── Extracted data

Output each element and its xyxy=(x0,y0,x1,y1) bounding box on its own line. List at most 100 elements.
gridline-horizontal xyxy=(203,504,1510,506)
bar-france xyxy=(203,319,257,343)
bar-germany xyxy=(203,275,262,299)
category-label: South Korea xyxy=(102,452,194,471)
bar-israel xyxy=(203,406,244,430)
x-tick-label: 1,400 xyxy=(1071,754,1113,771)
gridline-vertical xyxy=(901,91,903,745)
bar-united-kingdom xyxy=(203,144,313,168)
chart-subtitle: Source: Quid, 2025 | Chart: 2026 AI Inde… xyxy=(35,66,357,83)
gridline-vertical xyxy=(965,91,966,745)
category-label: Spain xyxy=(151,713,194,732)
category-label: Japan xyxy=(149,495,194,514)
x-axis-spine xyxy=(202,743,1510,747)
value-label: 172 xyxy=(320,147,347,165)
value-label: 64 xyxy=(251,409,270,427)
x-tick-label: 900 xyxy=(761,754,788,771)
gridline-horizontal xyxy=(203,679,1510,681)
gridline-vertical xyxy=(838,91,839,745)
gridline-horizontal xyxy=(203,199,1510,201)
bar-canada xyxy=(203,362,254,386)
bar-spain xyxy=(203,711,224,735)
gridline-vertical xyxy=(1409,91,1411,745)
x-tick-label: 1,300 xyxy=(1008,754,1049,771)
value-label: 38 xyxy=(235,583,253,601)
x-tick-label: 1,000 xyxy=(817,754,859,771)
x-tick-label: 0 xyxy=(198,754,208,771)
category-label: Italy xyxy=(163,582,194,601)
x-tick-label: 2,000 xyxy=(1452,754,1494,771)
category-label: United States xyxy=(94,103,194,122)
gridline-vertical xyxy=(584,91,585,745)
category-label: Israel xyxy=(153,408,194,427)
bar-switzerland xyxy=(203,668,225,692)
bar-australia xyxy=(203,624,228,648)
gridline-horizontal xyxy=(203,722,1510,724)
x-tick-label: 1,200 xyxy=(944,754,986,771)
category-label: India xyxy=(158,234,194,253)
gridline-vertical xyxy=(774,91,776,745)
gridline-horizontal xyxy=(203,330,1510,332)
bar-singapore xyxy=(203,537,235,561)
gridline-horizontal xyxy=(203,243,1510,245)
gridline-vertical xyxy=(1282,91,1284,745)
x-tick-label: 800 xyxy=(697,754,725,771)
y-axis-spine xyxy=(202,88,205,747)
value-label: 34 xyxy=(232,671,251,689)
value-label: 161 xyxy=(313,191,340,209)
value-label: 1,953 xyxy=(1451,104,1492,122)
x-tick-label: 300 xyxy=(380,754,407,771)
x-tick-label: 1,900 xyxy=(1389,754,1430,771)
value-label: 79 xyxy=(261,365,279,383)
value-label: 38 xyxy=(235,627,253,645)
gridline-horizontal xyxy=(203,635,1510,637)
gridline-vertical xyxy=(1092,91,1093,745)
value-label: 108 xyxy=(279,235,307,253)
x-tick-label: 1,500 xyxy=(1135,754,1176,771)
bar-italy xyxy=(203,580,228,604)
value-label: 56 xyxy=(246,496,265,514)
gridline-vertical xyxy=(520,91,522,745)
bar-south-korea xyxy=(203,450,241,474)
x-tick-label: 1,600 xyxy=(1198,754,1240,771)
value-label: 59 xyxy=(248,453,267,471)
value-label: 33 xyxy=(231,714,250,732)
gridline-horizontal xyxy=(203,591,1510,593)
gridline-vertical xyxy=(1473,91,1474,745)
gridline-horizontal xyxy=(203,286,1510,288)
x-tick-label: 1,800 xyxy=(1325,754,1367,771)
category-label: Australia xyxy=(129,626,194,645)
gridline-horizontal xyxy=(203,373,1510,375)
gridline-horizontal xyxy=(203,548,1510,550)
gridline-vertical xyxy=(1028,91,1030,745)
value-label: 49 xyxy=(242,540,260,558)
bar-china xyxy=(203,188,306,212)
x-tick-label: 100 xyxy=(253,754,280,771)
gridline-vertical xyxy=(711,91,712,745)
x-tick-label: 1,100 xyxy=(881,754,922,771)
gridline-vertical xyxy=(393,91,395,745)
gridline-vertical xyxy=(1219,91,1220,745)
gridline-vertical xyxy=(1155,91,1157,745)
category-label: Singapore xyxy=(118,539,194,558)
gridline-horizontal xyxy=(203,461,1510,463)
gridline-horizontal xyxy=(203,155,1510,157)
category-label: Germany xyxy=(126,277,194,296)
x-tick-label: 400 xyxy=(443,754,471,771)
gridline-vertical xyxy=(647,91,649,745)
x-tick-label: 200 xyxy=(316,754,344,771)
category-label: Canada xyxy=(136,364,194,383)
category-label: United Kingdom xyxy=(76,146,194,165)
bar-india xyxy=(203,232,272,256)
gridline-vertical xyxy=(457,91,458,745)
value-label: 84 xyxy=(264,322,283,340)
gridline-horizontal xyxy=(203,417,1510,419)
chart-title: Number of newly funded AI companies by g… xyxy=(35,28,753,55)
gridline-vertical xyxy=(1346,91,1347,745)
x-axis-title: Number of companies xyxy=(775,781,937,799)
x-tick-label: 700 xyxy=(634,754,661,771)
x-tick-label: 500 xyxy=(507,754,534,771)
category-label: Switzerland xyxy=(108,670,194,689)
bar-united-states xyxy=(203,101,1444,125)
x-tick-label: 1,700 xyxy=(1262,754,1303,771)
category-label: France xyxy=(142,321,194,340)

────

▶ **What you are asked to do**
Copy the entries above line for line, with no changes.

▶ **The output**
Output each element and its xyxy=(x0,y0,x1,y1) bounding box on its own line. List at most 100 elements.
gridline-horizontal xyxy=(203,504,1510,506)
bar-france xyxy=(203,319,257,343)
bar-germany xyxy=(203,275,262,299)
category-label: South Korea xyxy=(102,452,194,471)
bar-israel xyxy=(203,406,244,430)
x-tick-label: 1,400 xyxy=(1071,754,1113,771)
gridline-vertical xyxy=(901,91,903,745)
bar-united-kingdom xyxy=(203,144,313,168)
chart-subtitle: Source: Quid, 2025 | Chart: 2026 AI Inde… xyxy=(35,66,357,83)
gridline-vertical xyxy=(965,91,966,745)
category-label: Spain xyxy=(151,713,194,732)
category-label: Japan xyxy=(149,495,194,514)
x-axis-spine xyxy=(202,743,1510,747)
value-label: 172 xyxy=(320,147,347,165)
value-label: 64 xyxy=(251,409,270,427)
x-tick-label: 900 xyxy=(761,754,788,771)
gridline-horizontal xyxy=(203,679,1510,681)
gridline-vertical xyxy=(838,91,839,745)
gridline-horizontal xyxy=(203,199,1510,201)
bar-canada xyxy=(203,362,254,386)
bar-spain xyxy=(203,711,224,735)
gridline-vertical xyxy=(1409,91,1411,745)
x-tick-label: 1,300 xyxy=(1008,754,1049,771)
value-label: 38 xyxy=(235,583,253,601)
x-tick-label: 1,000 xyxy=(817,754,859,771)
x-tick-label: 0 xyxy=(198,754,208,771)
category-label: Italy xyxy=(163,582,194,601)
x-tick-label: 2,000 xyxy=(1452,754,1494,771)
category-label: United States xyxy=(94,103,194,122)
gridline-vertical xyxy=(584,91,585,745)
category-label: Israel xyxy=(153,408,194,427)
bar-switzerland xyxy=(203,668,225,692)
bar-australia xyxy=(203,624,228,648)
gridline-horizontal xyxy=(203,722,1510,724)
x-tick-label: 1,200 xyxy=(944,754,986,771)
category-label: India xyxy=(158,234,194,253)
gridline-vertical xyxy=(774,91,776,745)
gridline-horizontal xyxy=(203,330,1510,332)
bar-singapore xyxy=(203,537,235,561)
gridline-horizontal xyxy=(203,243,1510,245)
gridline-vertical xyxy=(1282,91,1284,745)
x-tick-label: 800 xyxy=(697,754,725,771)
y-axis-spine xyxy=(202,88,205,747)
value-label: 34 xyxy=(232,671,251,689)
value-label: 161 xyxy=(313,191,340,209)
value-label: 1,953 xyxy=(1451,104,1492,122)
x-tick-label: 300 xyxy=(380,754,407,771)
x-tick-label: 1,900 xyxy=(1389,754,1430,771)
value-label: 79 xyxy=(261,365,279,383)
value-label: 38 xyxy=(235,627,253,645)
gridline-horizontal xyxy=(203,635,1510,637)
gridline-vertical xyxy=(1092,91,1093,745)
value-label: 108 xyxy=(279,235,307,253)
x-tick-label: 1,500 xyxy=(1135,754,1176,771)
bar-italy xyxy=(203,580,228,604)
value-label: 56 xyxy=(246,496,265,514)
gridline-vertical xyxy=(520,91,522,745)
bar-south-korea xyxy=(203,450,241,474)
x-tick-label: 1,600 xyxy=(1198,754,1240,771)
value-label: 59 xyxy=(248,453,267,471)
value-label: 33 xyxy=(231,714,250,732)
gridline-horizontal xyxy=(203,591,1510,593)
gridline-vertical xyxy=(1473,91,1474,745)
gridline-horizontal xyxy=(203,286,1510,288)
x-tick-label: 1,800 xyxy=(1325,754,1367,771)
category-label: Australia xyxy=(129,626,194,645)
gridline-horizontal xyxy=(203,373,1510,375)
gridline-horizontal xyxy=(203,548,1510,550)
gridline-vertical xyxy=(1028,91,1030,745)
value-label: 49 xyxy=(242,540,260,558)
bar-china xyxy=(203,188,306,212)
x-tick-label: 100 xyxy=(253,754,280,771)
gridline-vertical xyxy=(711,91,712,745)
x-tick-label: 1,100 xyxy=(881,754,922,771)
gridline-vertical xyxy=(393,91,395,745)
gridline-vertical xyxy=(1219,91,1220,745)
gridline-vertical xyxy=(1155,91,1157,745)
category-label: Singapore xyxy=(118,539,194,558)
gridline-horizontal xyxy=(203,461,1510,463)
gridline-horizontal xyxy=(203,155,1510,157)
category-label: Germany xyxy=(126,277,194,296)
x-tick-label: 400 xyxy=(443,754,471,771)
gridline-vertical xyxy=(647,91,649,745)
x-tick-label: 200 xyxy=(316,754,344,771)
category-label: Canada xyxy=(136,364,194,383)
category-label: United Kingdom xyxy=(76,146,194,165)
bar-india xyxy=(203,232,272,256)
gridline-vertical xyxy=(457,91,458,745)
value-label: 84 xyxy=(264,322,283,340)
gridline-horizontal xyxy=(203,417,1510,419)
chart-title: Number of newly funded AI companies by g… xyxy=(35,28,753,55)
gridline-vertical xyxy=(1346,91,1347,745)
x-axis-title: Number of companies xyxy=(775,781,937,799)
x-tick-label: 700 xyxy=(634,754,661,771)
x-tick-label: 500 xyxy=(507,754,534,771)
category-label: Switzerland xyxy=(108,670,194,689)
bar-united-states xyxy=(203,101,1444,125)
x-tick-label: 1,700 xyxy=(1262,754,1303,771)
category-label: France xyxy=(142,321,194,340)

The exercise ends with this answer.